**GIVEN PROBLEM**
Go through the entries below and retype them exactly, omitting each picture.

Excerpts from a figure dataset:
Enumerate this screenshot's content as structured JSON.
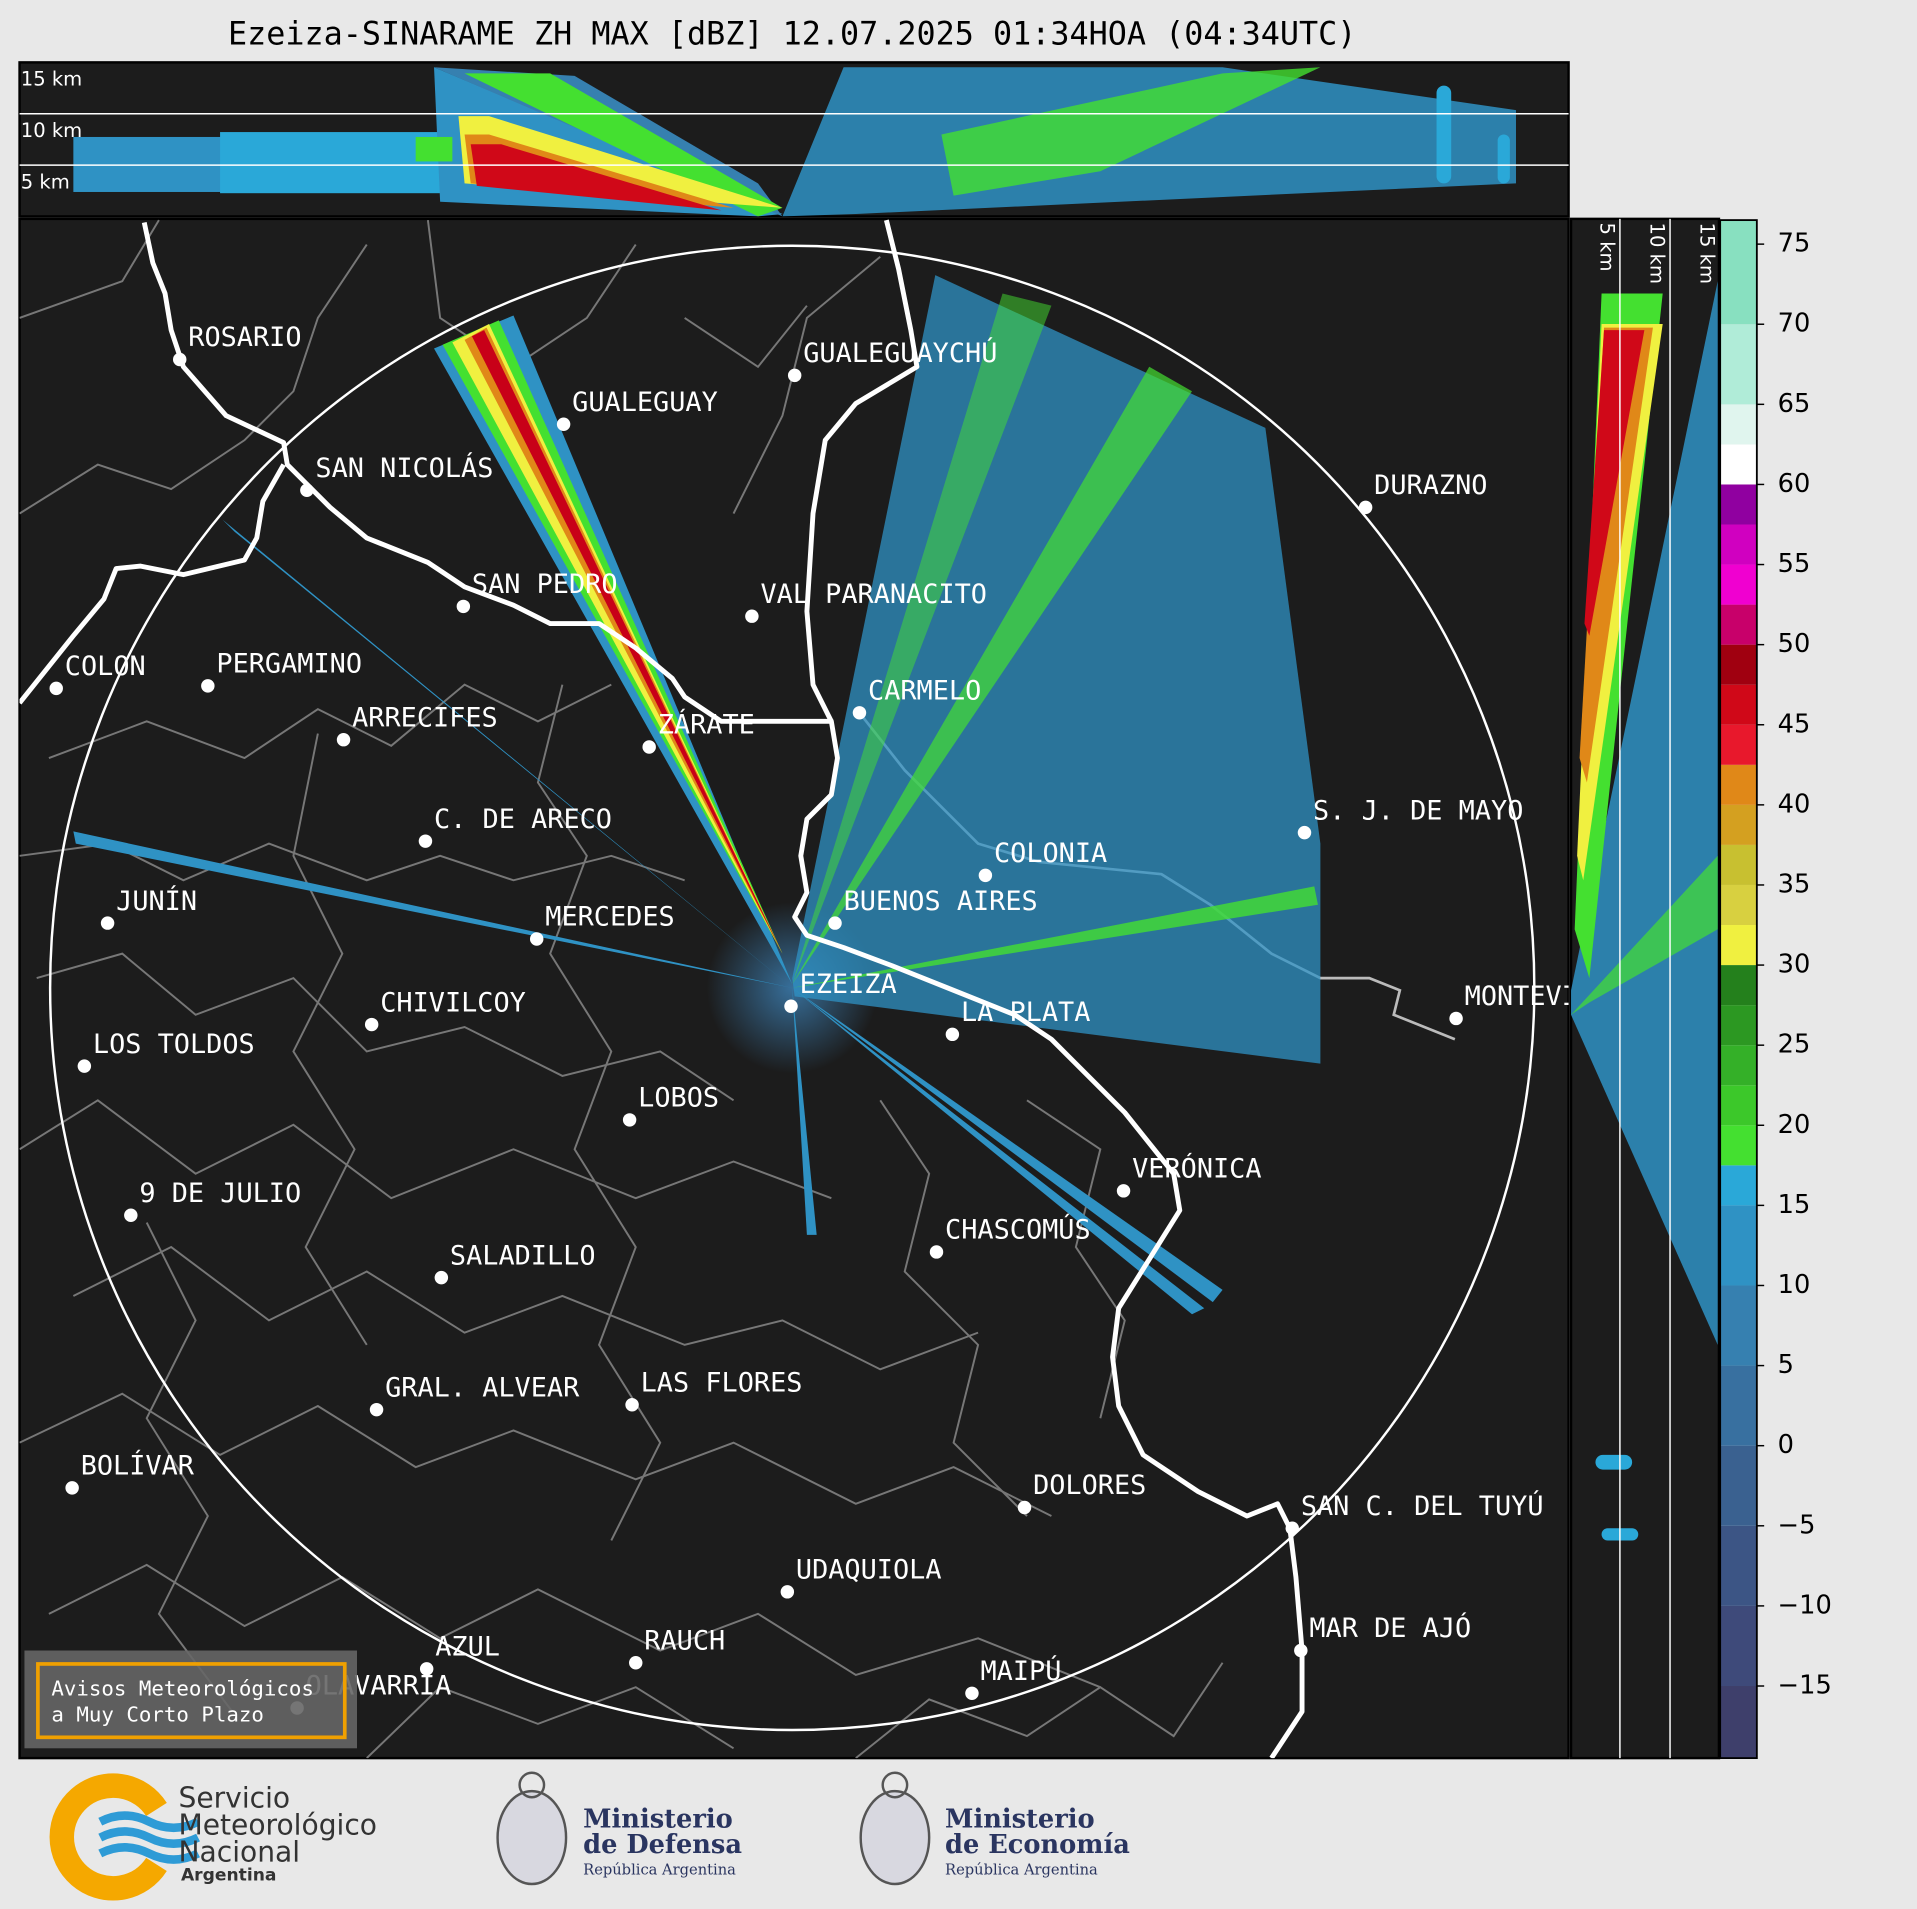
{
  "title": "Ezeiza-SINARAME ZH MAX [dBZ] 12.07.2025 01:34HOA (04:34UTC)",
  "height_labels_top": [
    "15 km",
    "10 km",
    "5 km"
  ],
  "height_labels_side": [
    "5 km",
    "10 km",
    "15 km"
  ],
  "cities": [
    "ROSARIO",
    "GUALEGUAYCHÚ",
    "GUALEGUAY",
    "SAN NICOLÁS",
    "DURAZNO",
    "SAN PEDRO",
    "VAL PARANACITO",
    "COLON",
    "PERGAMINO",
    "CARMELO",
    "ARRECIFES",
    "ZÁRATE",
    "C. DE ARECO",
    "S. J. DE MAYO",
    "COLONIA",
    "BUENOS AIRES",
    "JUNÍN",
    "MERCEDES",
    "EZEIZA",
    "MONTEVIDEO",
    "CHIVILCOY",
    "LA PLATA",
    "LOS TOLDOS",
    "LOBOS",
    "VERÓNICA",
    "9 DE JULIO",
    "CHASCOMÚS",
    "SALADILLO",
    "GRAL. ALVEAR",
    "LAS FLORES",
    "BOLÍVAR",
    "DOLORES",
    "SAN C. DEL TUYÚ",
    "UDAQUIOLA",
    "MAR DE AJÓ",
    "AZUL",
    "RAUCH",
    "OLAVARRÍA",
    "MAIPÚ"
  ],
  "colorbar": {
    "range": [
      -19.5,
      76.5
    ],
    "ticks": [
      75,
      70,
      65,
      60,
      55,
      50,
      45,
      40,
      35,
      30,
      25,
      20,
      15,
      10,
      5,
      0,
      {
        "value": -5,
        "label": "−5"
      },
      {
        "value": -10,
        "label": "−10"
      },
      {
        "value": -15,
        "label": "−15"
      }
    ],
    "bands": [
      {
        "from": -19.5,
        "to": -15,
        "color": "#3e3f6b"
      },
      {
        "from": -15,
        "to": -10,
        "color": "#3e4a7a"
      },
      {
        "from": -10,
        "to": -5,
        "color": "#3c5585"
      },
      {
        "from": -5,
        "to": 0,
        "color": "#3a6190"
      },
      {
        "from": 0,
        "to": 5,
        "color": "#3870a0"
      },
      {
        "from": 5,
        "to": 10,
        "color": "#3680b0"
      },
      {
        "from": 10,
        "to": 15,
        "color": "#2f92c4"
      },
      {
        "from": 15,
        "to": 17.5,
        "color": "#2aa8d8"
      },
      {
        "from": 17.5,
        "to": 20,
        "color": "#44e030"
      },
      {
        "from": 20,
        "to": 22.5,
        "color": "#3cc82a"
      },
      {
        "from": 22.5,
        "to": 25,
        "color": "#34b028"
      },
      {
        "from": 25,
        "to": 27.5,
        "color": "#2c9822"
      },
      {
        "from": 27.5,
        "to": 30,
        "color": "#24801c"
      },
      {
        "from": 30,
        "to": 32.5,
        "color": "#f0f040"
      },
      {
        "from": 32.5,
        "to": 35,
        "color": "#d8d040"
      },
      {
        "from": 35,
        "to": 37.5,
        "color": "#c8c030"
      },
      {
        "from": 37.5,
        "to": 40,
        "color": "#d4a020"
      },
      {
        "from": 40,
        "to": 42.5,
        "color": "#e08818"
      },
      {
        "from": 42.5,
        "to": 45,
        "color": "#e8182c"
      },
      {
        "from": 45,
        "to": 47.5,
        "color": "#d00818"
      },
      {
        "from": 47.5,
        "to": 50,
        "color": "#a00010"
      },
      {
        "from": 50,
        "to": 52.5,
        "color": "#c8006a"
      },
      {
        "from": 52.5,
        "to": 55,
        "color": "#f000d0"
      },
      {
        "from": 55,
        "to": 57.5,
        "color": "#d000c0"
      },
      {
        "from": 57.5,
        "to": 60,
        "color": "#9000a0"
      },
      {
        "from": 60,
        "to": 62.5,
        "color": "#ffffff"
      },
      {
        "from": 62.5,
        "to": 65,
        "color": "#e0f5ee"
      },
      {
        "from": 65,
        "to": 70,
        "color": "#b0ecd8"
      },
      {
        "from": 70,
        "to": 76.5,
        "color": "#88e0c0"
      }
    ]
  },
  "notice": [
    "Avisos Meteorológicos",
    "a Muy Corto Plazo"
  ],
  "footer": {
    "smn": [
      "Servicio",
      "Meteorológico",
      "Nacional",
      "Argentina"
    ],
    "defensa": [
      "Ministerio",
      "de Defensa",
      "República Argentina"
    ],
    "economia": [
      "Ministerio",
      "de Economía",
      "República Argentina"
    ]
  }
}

**RESPONSE**
Enumerate this screenshot's content as structured JSON.
{
  "title": "Ezeiza-SINARAME ZH MAX [dBZ] 12.07.2025 01:34HOA (04:34UTC)",
  "height_labels_top": [
    "15 km",
    "10 km",
    "5 km"
  ],
  "height_labels_side": [
    "5 km",
    "10 km",
    "15 km"
  ],
  "cities": [
    "ROSARIO",
    "GUALEGUAYCHÚ",
    "GUALEGUAY",
    "SAN NICOLÁS",
    "DURAZNO",
    "SAN PEDRO",
    "VAL PARANACITO",
    "COLON",
    "PERGAMINO",
    "CARMELO",
    "ARRECIFES",
    "ZÁRATE",
    "C. DE ARECO",
    "S. J. DE MAYO",
    "COLONIA",
    "BUENOS AIRES",
    "JUNÍN",
    "MERCEDES",
    "EZEIZA",
    "MONTEVIDEO",
    "CHIVILCOY",
    "LA PLATA",
    "LOS TOLDOS",
    "LOBOS",
    "VERÓNICA",
    "9 DE JULIO",
    "CHASCOMÚS",
    "SALADILLO",
    "GRAL. ALVEAR",
    "LAS FLORES",
    "BOLÍVAR",
    "DOLORES",
    "SAN C. DEL TUYÚ",
    "UDAQUIOLA",
    "MAR DE AJÓ",
    "AZUL",
    "RAUCH",
    "OLAVARRÍA",
    "MAIPÚ"
  ],
  "colorbar": {
    "range": [
      -19.5,
      76.5
    ],
    "ticks": [
      75,
      70,
      65,
      60,
      55,
      50,
      45,
      40,
      35,
      30,
      25,
      20,
      15,
      10,
      5,
      0,
      {
        "value": -5,
        "label": "−5"
      },
      {
        "value": -10,
        "label": "−10"
      },
      {
        "value": -15,
        "label": "−15"
      }
    ],
    "bands": [
      {
        "from": -19.5,
        "to": -15,
        "color": "#3e3f6b"
      },
      {
        "from": -15,
        "to": -10,
        "color": "#3e4a7a"
      },
      {
        "from": -10,
        "to": -5,
        "color": "#3c5585"
      },
      {
        "from": -5,
        "to": 0,
        "color": "#3a6190"
      },
      {
        "from": 0,
        "to": 5,
        "color": "#3870a0"
      },
      {
        "from": 5,
        "to": 10,
        "color": "#3680b0"
      },
      {
        "from": 10,
        "to": 15,
        "color": "#2f92c4"
      },
      {
        "from": 15,
        "to": 17.5,
        "color": "#2aa8d8"
      },
      {
        "from": 17.5,
        "to": 20,
        "color": "#44e030"
      },
      {
        "from": 20,
        "to": 22.5,
        "color": "#3cc82a"
      },
      {
        "from": 22.5,
        "to": 25,
        "color": "#34b028"
      },
      {
        "from": 25,
        "to": 27.5,
        "color": "#2c9822"
      },
      {
        "from": 27.5,
        "to": 30,
        "color": "#24801c"
      },
      {
        "from": 30,
        "to": 32.5,
        "color": "#f0f040"
      },
      {
        "from": 32.5,
        "to": 35,
        "color": "#d8d040"
      },
      {
        "from": 35,
        "to": 37.5,
        "color": "#c8c030"
      },
      {
        "from": 37.5,
        "to": 40,
        "color": "#d4a020"
      },
      {
        "from": 40,
        "to": 42.5,
        "color": "#e08818"
      },
      {
        "from": 42.5,
        "to": 45,
        "color": "#e8182c"
      },
      {
        "from": 45,
        "to": 47.5,
        "color": "#d00818"
      },
      {
        "from": 47.5,
        "to": 50,
        "color": "#a00010"
      },
      {
        "from": 50,
        "to": 52.5,
        "color": "#c8006a"
      },
      {
        "from": 52.5,
        "to": 55,
        "color": "#f000d0"
      },
      {
        "from": 55,
        "to": 57.5,
        "color": "#d000c0"
      },
      {
        "from": 57.5,
        "to": 60,
        "color": "#9000a0"
      },
      {
        "from": 60,
        "to": 62.5,
        "color": "#ffffff"
      },
      {
        "from": 62.5,
        "to": 65,
        "color": "#e0f5ee"
      },
      {
        "from": 65,
        "to": 70,
        "color": "#b0ecd8"
      },
      {
        "from": 70,
        "to": 76.5,
        "color": "#88e0c0"
      }
    ]
  },
  "notice": [
    "Avisos Meteorológicos",
    "a Muy Corto Plazo"
  ],
  "footer": {
    "smn": [
      "Servicio",
      "Meteorológico",
      "Nacional",
      "Argentina"
    ],
    "defensa": [
      "Ministerio",
      "de Defensa",
      "República Argentina"
    ],
    "economia": [
      "Ministerio",
      "de Economía",
      "República Argentina"
    ]
  }
}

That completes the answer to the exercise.